• _WHAT IS BEING ASKED_:
Return each entry exactly, with none missing.

• _MATERIALS PROVIDED_:
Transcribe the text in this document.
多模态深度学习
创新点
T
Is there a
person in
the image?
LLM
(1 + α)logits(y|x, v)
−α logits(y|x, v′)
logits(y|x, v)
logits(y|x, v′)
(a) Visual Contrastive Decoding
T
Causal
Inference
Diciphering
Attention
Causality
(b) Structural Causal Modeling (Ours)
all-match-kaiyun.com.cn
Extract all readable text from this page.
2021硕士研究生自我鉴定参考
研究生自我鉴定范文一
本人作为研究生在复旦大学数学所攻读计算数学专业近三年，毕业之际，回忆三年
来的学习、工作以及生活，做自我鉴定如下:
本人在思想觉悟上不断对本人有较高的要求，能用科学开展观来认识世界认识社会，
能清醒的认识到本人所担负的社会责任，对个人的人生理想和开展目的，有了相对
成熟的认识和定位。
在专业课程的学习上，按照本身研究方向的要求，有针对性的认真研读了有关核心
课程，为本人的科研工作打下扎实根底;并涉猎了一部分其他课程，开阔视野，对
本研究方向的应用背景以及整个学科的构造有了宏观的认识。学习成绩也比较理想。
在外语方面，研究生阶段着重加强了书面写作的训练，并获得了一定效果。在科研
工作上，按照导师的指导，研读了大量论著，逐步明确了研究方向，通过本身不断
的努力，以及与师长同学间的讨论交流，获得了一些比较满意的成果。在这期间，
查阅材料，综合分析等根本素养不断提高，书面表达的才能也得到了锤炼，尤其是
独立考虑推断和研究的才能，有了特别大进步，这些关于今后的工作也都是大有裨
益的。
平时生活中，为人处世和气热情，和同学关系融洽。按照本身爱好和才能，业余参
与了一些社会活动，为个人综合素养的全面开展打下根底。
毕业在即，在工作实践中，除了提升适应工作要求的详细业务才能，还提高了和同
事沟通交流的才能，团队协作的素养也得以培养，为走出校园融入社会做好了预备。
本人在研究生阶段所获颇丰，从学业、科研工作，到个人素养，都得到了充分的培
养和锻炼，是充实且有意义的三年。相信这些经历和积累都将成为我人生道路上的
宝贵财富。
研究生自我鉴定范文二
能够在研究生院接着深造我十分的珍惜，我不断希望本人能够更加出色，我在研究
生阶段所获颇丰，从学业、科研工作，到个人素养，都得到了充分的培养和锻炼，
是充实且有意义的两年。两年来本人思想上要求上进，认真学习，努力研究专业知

• _COMPLETED EXERCISE_:
Transcribe the text in this document.
多模态深度学习
创新点
T
Is there a
person in
the image?
LLM
(1 + α)logits(y|x, v)
−α logits(y|x, v′)
logits(y|x, v)
logits(y|x, v′)
(a) Visual Contrastive Decoding
T
Causal
Inference
Diciphering
Attention
Causality
(b) Structural Causal Modeling (Ours)
all-match-kaiyun.com.cn
Extract all readable text from this page.
2021硕士研究生自我鉴定参考
研究生自我鉴定范文一
本人作为研究生在复旦大学数学所攻读计算数学专业近三年，毕业之际，回忆三年
来的学习、工作以及生活，做自我鉴定如下:
本人在思想觉悟上不断对本人有较高的要求，能用科学开展观来认识世界认识社会，
能清醒的认识到本人所担负的社会责任，对个人的人生理想和开展目的，有了相对
成熟的认识和定位。
在专业课程的学习上，按照本身研究方向的要求，有针对性的认真研读了有关核心
课程，为本人的科研工作打下扎实根底;并涉猎了一部分其他课程，开阔视野，对
本研究方向的应用背景以及整个学科的构造有了宏观的认识。学习成绩也比较理想。
在外语方面，研究生阶段着重加强了书面写作的训练，并获得了一定效果。在科研
工作上，按照导师的指导，研读了大量论著，逐步明确了研究方向，通过本身不断
的努力，以及与师长同学间的讨论交流，获得了一些比较满意的成果。在这期间，
查阅材料，综合分析等根本素养不断提高，书面表达的才能也得到了锤炼，尤其是
独立考虑推断和研究的才能，有了特别大进步，这些关于今后的工作也都是大有裨
益的。
平时生活中，为人处世和气热情，和同学关系融洽。按照本身爱好和才能，业余参
与了一些社会活动，为个人综合素养的全面开展打下根底。
毕业在即，在工作实践中，除了提升适应工作要求的详细业务才能，还提高了和同
事沟通交流的才能，团队协作的素养也得以培养，为走出校园融入社会做好了预备。
本人在研究生阶段所获颇丰，从学业、科研工作，到个人素养，都得到了充分的培
养和锻炼，是充实且有意义的三年。相信这些经历和积累都将成为我人生道路上的
宝贵财富。
研究生自我鉴定范文二
能够在研究生院接着深造我十分的珍惜，我不断希望本人能够更加出色，我在研究
生阶段所获颇丰，从学业、科研工作，到个人素养，都得到了充分的培养和锻炼，
是充实且有意义的两年。两年来本人思想上要求上进，认真学习，努力研究专业知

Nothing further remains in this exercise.